• Record excerpts
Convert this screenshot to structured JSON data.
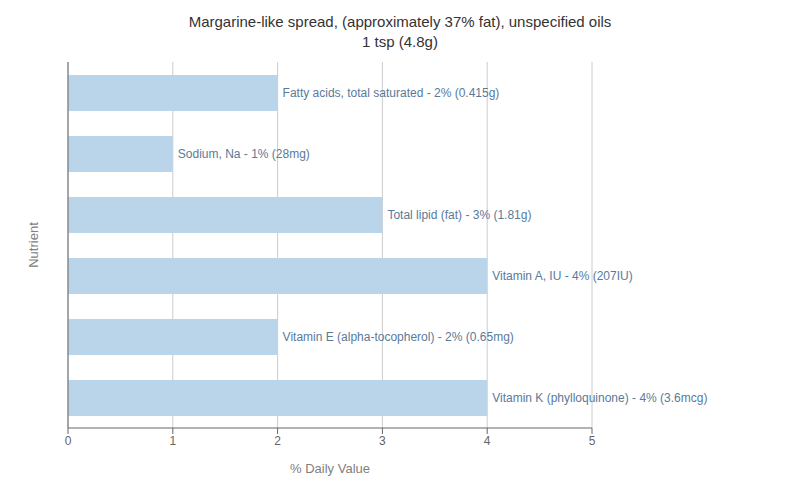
{
  "chart_data": {
    "type": "bar",
    "orientation": "horizontal",
    "title": "Margarine-like spread, (approximately 37% fat), unspecified oils",
    "subtitle": "1 tsp (4.8g)",
    "categories": [
      "Fatty acids, total saturated - 2% (0.415g)",
      "Sodium, Na - 1% (28mg)",
      "Total lipid (fat) - 3% (1.81g)",
      "Vitamin A, IU - 4% (207IU)",
      "Vitamin E (alpha-tocopherol) - 2% (0.65mg)",
      "Vitamin K (phylloquinone) - 4% (3.6mcg)"
    ],
    "values": [
      2,
      1,
      3,
      4,
      2,
      4
    ],
    "color": "#bad4ea",
    "xlabel": "% Daily Value",
    "ylabel": "Nutrient",
    "xlim": [
      0,
      5
    ],
    "xticks": [
      0,
      1,
      2,
      3,
      4,
      5
    ],
    "grid": true,
    "tick_labels": "x"
  }
}
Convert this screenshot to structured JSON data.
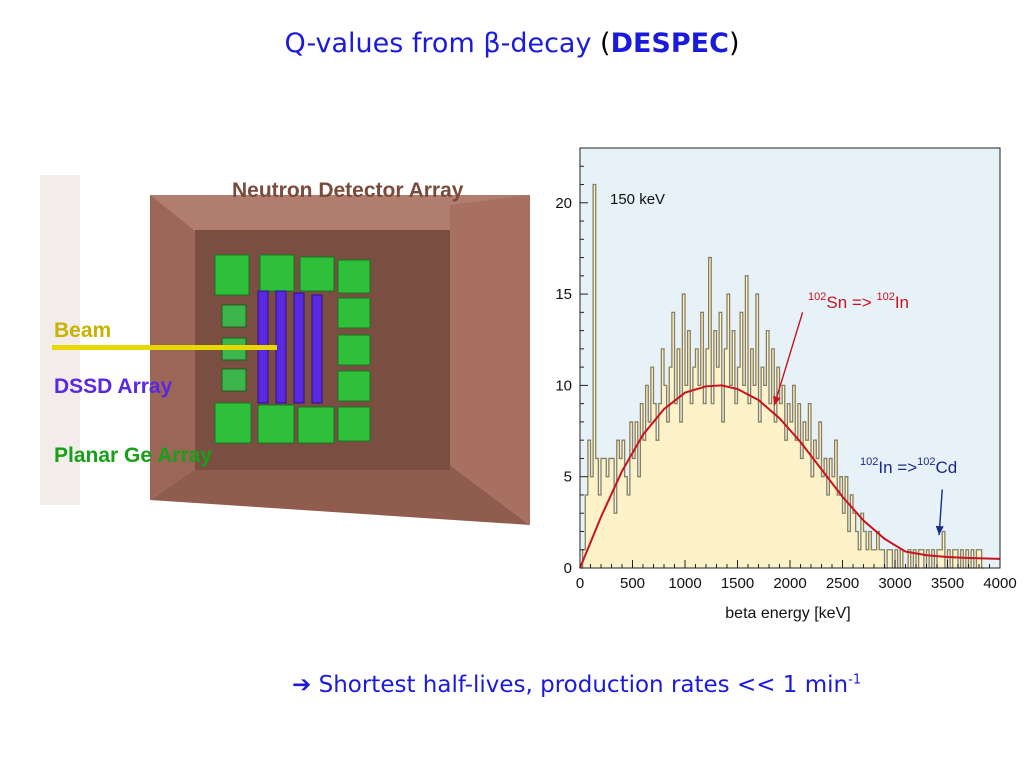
{
  "slide": {
    "title_main": "Q-values from ",
    "title_beta": "β",
    "title_tail": "-decay ",
    "title_open": "(",
    "title_despec": "DESPEC",
    "title_close": ")",
    "footer_arrow": "➔",
    "footer_text": "Shortest half-lives, production rates << 1 min",
    "footer_sup": "-1"
  },
  "detector": {
    "label_neutron": "Neutron Detector Array",
    "label_beam": "Beam",
    "label_dssd": "DSSD Array",
    "label_planar": "Planar Ge Array",
    "colors": {
      "neutron_label": "#7a4a3a",
      "beam": "#d8c800",
      "dssd": "#5a28e0",
      "planar": "#18a018",
      "wall": "#b07d6f"
    }
  },
  "annotations": {
    "peak_label": "150 keV",
    "sn_sup1": "102",
    "sn_text1": "Sn => ",
    "sn_sup2": "102",
    "sn_text2": "In",
    "in_sup1": "102",
    "in_text1": "In =>",
    "in_sup2": "102",
    "in_text2": "Cd"
  },
  "chart_data": {
    "type": "bar",
    "xlabel": "beta energy [keV]",
    "ylabel": "",
    "xlim": [
      0,
      4000
    ],
    "ylim": [
      0,
      23
    ],
    "xticks": [
      0,
      500,
      1000,
      1500,
      2000,
      2500,
      3000,
      3500,
      4000
    ],
    "yticks": [
      0,
      5,
      10,
      15,
      20
    ],
    "bin_width": 25,
    "histogram": [
      0,
      1,
      4,
      7,
      5,
      21,
      6,
      4,
      6,
      6,
      5,
      6,
      6,
      3,
      7,
      6,
      7,
      5,
      4,
      8,
      6,
      8,
      5,
      9,
      7,
      10,
      8,
      11,
      9,
      7,
      9,
      12,
      10,
      8,
      11,
      14,
      9,
      12,
      8,
      15,
      10,
      13,
      9,
      11,
      12,
      10,
      14,
      9,
      12,
      17,
      9,
      13,
      11,
      14,
      8,
      12,
      15,
      10,
      13,
      9,
      11,
      14,
      10,
      16,
      9,
      12,
      10,
      15,
      8,
      11,
      10,
      13,
      9,
      12,
      8,
      11,
      9,
      10,
      7,
      9,
      8,
      10,
      7,
      9,
      6,
      8,
      7,
      9,
      5,
      7,
      6,
      8,
      5,
      6,
      4,
      6,
      5,
      7,
      4,
      5,
      3,
      5,
      2,
      4,
      3,
      2,
      1,
      3,
      2,
      1,
      2,
      1,
      1,
      2,
      1,
      1,
      0,
      1,
      1,
      0,
      1,
      0,
      1,
      0,
      0,
      1,
      0,
      1,
      0,
      1,
      1,
      0,
      1,
      0,
      1,
      0,
      1,
      1,
      2,
      0,
      1,
      0,
      1,
      1,
      0,
      1,
      0,
      1,
      0,
      1,
      0,
      1,
      1,
      0
    ],
    "fit_curve": {
      "name": "",
      "color": "#c8141e",
      "x": [
        0,
        200,
        400,
        600,
        800,
        1000,
        1200,
        1350,
        1500,
        1700,
        1900,
        2100,
        2300,
        2500,
        2700,
        2900,
        3100,
        3300,
        3500,
        3700,
        4000
      ],
      "y": [
        0,
        2.8,
        5.3,
        7.3,
        8.7,
        9.6,
        9.95,
        10.0,
        9.8,
        9.2,
        8.2,
        6.9,
        5.4,
        3.9,
        2.6,
        1.6,
        0.9,
        0.7,
        0.6,
        0.55,
        0.5
      ]
    },
    "arrows": [
      {
        "from": [
          2120,
          14
        ],
        "to": [
          1850,
          8.9
        ],
        "color": "#c8141e"
      },
      {
        "from": [
          3450,
          4.3
        ],
        "to": [
          3420,
          1.8
        ],
        "color": "#1a2a8a"
      }
    ],
    "colors": {
      "fill": "#fdf2c8",
      "stroke": "#8a8060",
      "plot_bg": "#e6f1f8"
    }
  }
}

• What you are asked to do
Do not include images; quote all of the entries above exactly.

• Complete output
Convert this screenshot to structured JSON data.
{
  "chart_data": {
    "type": "bar",
    "orientation": "horizontal",
    "title": "Margarine-like spread, (approximately 37% fat), unspecified oils",
    "subtitle": "1 tsp (4.8g)",
    "categories": [
      "Fatty acids, total saturated - 2% (0.415g)",
      "Sodium, Na - 1% (28mg)",
      "Total lipid (fat) - 3% (1.81g)",
      "Vitamin A, IU - 4% (207IU)",
      "Vitamin E (alpha-tocopherol) - 2% (0.65mg)",
      "Vitamin K (phylloquinone) - 4% (3.6mcg)"
    ],
    "values": [
      2,
      1,
      3,
      4,
      2,
      4
    ],
    "color": "#bad4ea",
    "xlabel": "% Daily Value",
    "ylabel": "Nutrient",
    "xlim": [
      0,
      5
    ],
    "xticks": [
      0,
      1,
      2,
      3,
      4,
      5
    ],
    "grid": true,
    "tick_labels": "x"
  }
}
Convert this screenshot to structured JSON data.
{
  "slide": {
    "title_main": "Q-values from ",
    "title_beta": "β",
    "title_tail": "-decay ",
    "title_open": "(",
    "title_despec": "DESPEC",
    "title_close": ")",
    "footer_arrow": "➔",
    "footer_text": "Shortest half-lives, production rates << 1 min",
    "footer_sup": "-1"
  },
  "detector": {
    "label_neutron": "Neutron Detector Array",
    "label_beam": "Beam",
    "label_dssd": "DSSD Array",
    "label_planar": "Planar Ge Array",
    "colors": {
      "neutron_label": "#7a4a3a",
      "beam": "#d8c800",
      "dssd": "#5a28e0",
      "planar": "#18a018",
      "wall": "#b07d6f"
    }
  },
  "annotations": {
    "peak_label": "150 keV",
    "sn_sup1": "102",
    "sn_text1": "Sn => ",
    "sn_sup2": "102",
    "sn_text2": "In",
    "in_sup1": "102",
    "in_text1": "In =>",
    "in_sup2": "102",
    "in_text2": "Cd"
  },
  "chart_data": {
    "type": "bar",
    "xlabel": "beta energy [keV]",
    "ylabel": "",
    "xlim": [
      0,
      4000
    ],
    "ylim": [
      0,
      23
    ],
    "xticks": [
      0,
      500,
      1000,
      1500,
      2000,
      2500,
      3000,
      3500,
      4000
    ],
    "yticks": [
      0,
      5,
      10,
      15,
      20
    ],
    "bin_width": 25,
    "histogram": [
      0,
      1,
      4,
      7,
      5,
      21,
      6,
      4,
      6,
      6,
      5,
      6,
      6,
      3,
      7,
      6,
      7,
      5,
      4,
      8,
      6,
      8,
      5,
      9,
      7,
      10,
      8,
      11,
      9,
      7,
      9,
      12,
      10,
      8,
      11,
      14,
      9,
      12,
      8,
      15,
      10,
      13,
      9,
      11,
      12,
      10,
      14,
      9,
      12,
      17,
      9,
      13,
      11,
      14,
      8,
      12,
      15,
      10,
      13,
      9,
      11,
      14,
      10,
      16,
      9,
      12,
      10,
      15,
      8,
      11,
      10,
      13,
      9,
      12,
      8,
      11,
      9,
      10,
      7,
      9,
      8,
      10,
      7,
      9,
      6,
      8,
      7,
      9,
      5,
      7,
      6,
      8,
      5,
      6,
      4,
      6,
      5,
      7,
      4,
      5,
      3,
      5,
      2,
      4,
      3,
      2,
      1,
      3,
      2,
      1,
      2,
      1,
      1,
      2,
      1,
      1,
      0,
      1,
      1,
      0,
      1,
      0,
      1,
      0,
      0,
      1,
      0,
      1,
      0,
      1,
      1,
      0,
      1,
      0,
      1,
      0,
      1,
      1,
      2,
      0,
      1,
      0,
      1,
      1,
      0,
      1,
      0,
      1,
      0,
      1,
      0,
      1,
      1,
      0
    ],
    "fit_curve": {
      "name": "",
      "color": "#c8141e",
      "x": [
        0,
        200,
        400,
        600,
        800,
        1000,
        1200,
        1350,
        1500,
        1700,
        1900,
        2100,
        2300,
        2500,
        2700,
        2900,
        3100,
        3300,
        3500,
        3700,
        4000
      ],
      "y": [
        0,
        2.8,
        5.3,
        7.3,
        8.7,
        9.6,
        9.95,
        10.0,
        9.8,
        9.2,
        8.2,
        6.9,
        5.4,
        3.9,
        2.6,
        1.6,
        0.9,
        0.7,
        0.6,
        0.55,
        0.5
      ]
    },
    "arrows": [
      {
        "from": [
          2120,
          14
        ],
        "to": [
          1850,
          8.9
        ],
        "color": "#c8141e"
      },
      {
        "from": [
          3450,
          4.3
        ],
        "to": [
          3420,
          1.8
        ],
        "color": "#1a2a8a"
      }
    ],
    "colors": {
      "fill": "#fdf2c8",
      "stroke": "#8a8060",
      "plot_bg": "#e6f1f8"
    }
  }
}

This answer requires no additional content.